◆ Task instructions ◆
Quote the records in full and leave their pictures out.

(Dataset listings of figures)
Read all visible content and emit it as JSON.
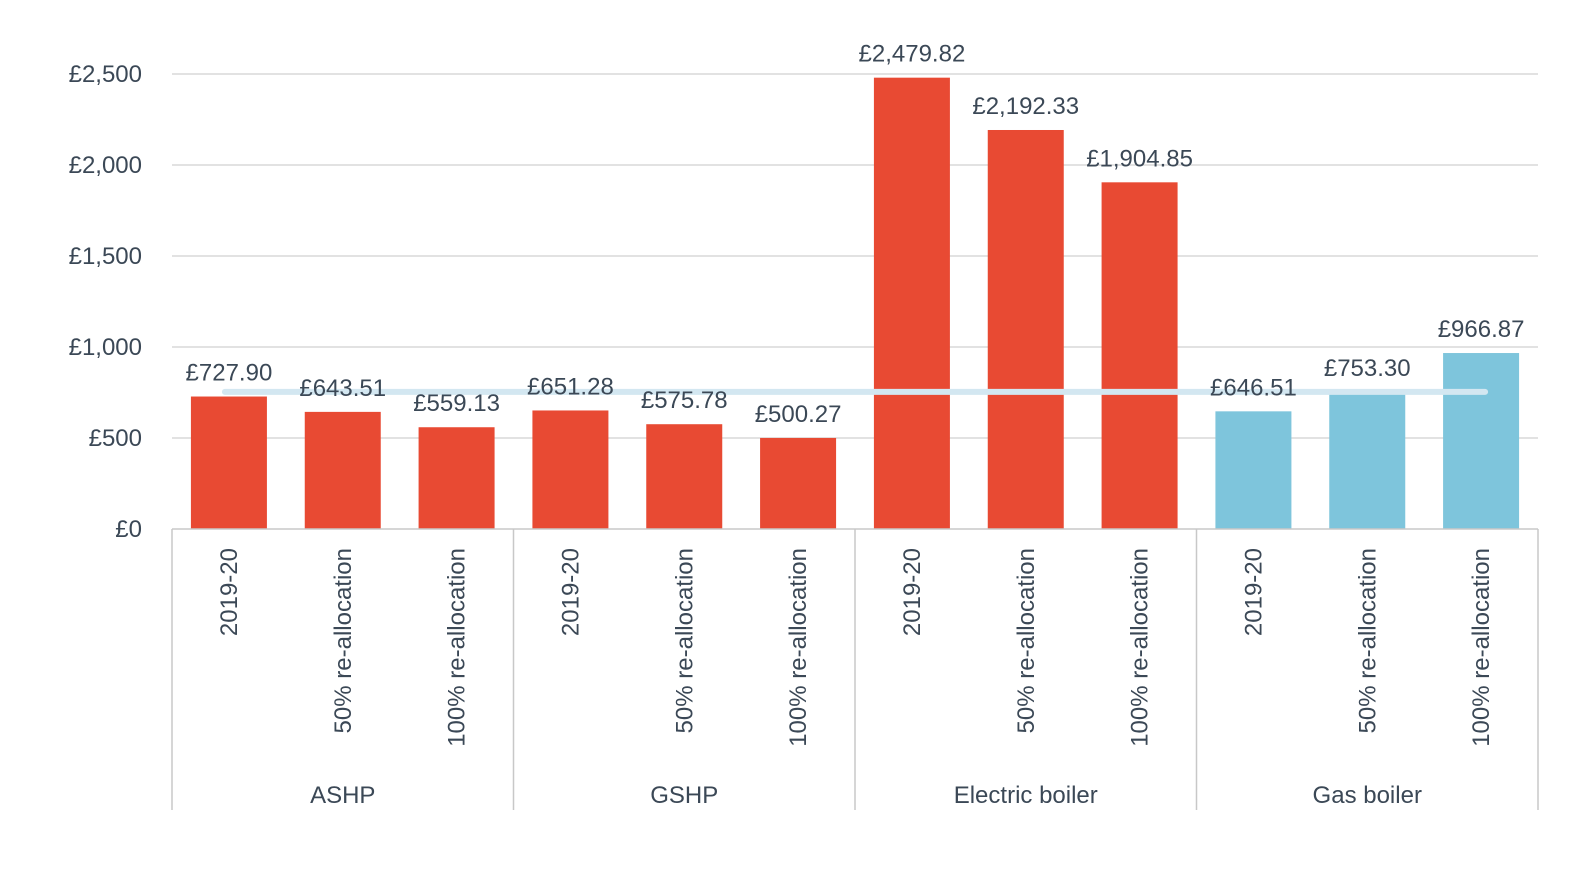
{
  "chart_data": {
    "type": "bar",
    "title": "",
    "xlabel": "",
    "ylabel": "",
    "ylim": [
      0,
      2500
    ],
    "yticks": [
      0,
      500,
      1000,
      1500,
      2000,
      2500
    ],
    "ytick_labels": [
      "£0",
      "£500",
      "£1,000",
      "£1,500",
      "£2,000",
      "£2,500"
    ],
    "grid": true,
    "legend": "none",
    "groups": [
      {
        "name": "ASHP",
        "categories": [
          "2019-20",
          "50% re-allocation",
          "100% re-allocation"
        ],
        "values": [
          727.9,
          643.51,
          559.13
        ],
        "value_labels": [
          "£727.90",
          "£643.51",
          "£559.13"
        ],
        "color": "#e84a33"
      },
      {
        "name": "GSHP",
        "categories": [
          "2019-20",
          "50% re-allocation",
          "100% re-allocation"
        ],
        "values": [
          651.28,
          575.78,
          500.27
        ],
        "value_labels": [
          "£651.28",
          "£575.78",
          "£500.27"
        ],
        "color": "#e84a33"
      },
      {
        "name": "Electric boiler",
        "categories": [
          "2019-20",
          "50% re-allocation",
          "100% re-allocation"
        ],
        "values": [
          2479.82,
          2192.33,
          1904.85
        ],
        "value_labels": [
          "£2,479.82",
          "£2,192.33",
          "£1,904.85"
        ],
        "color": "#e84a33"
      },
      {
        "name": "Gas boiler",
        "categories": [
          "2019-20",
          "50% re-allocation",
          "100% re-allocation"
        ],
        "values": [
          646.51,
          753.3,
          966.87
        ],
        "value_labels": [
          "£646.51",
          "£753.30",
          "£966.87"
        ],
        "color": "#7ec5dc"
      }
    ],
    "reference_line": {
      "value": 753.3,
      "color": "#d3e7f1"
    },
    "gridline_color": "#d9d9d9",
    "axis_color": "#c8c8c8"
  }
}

◆ Output for this exercise ◆
Read all visible content and emit it as JSON.
{
  "chart_data": {
    "type": "bar",
    "title": "",
    "xlabel": "",
    "ylabel": "",
    "ylim": [
      0,
      2500
    ],
    "yticks": [
      0,
      500,
      1000,
      1500,
      2000,
      2500
    ],
    "ytick_labels": [
      "£0",
      "£500",
      "£1,000",
      "£1,500",
      "£2,000",
      "£2,500"
    ],
    "grid": true,
    "legend": "none",
    "groups": [
      {
        "name": "ASHP",
        "categories": [
          "2019-20",
          "50% re-allocation",
          "100% re-allocation"
        ],
        "values": [
          727.9,
          643.51,
          559.13
        ],
        "value_labels": [
          "£727.90",
          "£643.51",
          "£559.13"
        ],
        "color": "#e84a33"
      },
      {
        "name": "GSHP",
        "categories": [
          "2019-20",
          "50% re-allocation",
          "100% re-allocation"
        ],
        "values": [
          651.28,
          575.78,
          500.27
        ],
        "value_labels": [
          "£651.28",
          "£575.78",
          "£500.27"
        ],
        "color": "#e84a33"
      },
      {
        "name": "Electric boiler",
        "categories": [
          "2019-20",
          "50% re-allocation",
          "100% re-allocation"
        ],
        "values": [
          2479.82,
          2192.33,
          1904.85
        ],
        "value_labels": [
          "£2,479.82",
          "£2,192.33",
          "£1,904.85"
        ],
        "color": "#e84a33"
      },
      {
        "name": "Gas boiler",
        "categories": [
          "2019-20",
          "50% re-allocation",
          "100% re-allocation"
        ],
        "values": [
          646.51,
          753.3,
          966.87
        ],
        "value_labels": [
          "£646.51",
          "£753.30",
          "£966.87"
        ],
        "color": "#7ec5dc"
      }
    ],
    "reference_line": {
      "value": 753.3,
      "color": "#d3e7f1"
    },
    "gridline_color": "#d9d9d9",
    "axis_color": "#c8c8c8"
  }
}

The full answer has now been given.